Data shown –

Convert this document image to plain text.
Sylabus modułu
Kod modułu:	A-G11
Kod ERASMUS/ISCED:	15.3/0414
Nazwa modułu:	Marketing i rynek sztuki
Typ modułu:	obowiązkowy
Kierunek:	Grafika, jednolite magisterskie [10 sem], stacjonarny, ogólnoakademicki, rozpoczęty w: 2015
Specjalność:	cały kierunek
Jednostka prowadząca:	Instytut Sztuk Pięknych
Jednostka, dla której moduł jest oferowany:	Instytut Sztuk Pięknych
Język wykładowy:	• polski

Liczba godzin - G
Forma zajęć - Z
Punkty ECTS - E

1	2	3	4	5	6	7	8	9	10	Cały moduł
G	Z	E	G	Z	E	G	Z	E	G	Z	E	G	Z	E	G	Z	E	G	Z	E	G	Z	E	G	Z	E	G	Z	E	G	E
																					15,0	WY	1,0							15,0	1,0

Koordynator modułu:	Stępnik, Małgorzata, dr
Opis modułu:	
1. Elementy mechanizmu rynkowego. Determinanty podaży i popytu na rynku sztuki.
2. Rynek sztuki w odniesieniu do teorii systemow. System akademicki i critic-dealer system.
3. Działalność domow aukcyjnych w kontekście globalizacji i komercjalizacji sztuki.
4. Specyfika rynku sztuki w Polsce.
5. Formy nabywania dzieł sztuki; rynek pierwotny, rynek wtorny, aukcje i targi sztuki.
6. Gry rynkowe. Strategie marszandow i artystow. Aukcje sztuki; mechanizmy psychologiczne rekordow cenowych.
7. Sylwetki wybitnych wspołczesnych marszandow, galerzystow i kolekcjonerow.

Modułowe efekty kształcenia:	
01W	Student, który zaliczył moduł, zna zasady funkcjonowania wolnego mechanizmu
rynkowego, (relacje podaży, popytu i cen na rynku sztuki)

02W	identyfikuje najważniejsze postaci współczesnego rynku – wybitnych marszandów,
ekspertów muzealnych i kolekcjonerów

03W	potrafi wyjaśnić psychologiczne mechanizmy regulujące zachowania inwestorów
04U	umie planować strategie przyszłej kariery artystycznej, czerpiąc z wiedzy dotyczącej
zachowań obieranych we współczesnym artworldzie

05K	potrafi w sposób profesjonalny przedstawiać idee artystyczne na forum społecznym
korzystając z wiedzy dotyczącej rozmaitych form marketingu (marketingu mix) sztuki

Exercise requirements –
Which lines hold the word "rynkowego"? Copy every one of them.

The result –
1. Elementy mechanizmu rynkowego. Determinanty podaży i popytu na rynku sztuki.
rynkowego, (relacje podaży, popytu i cen na rynku sztuki)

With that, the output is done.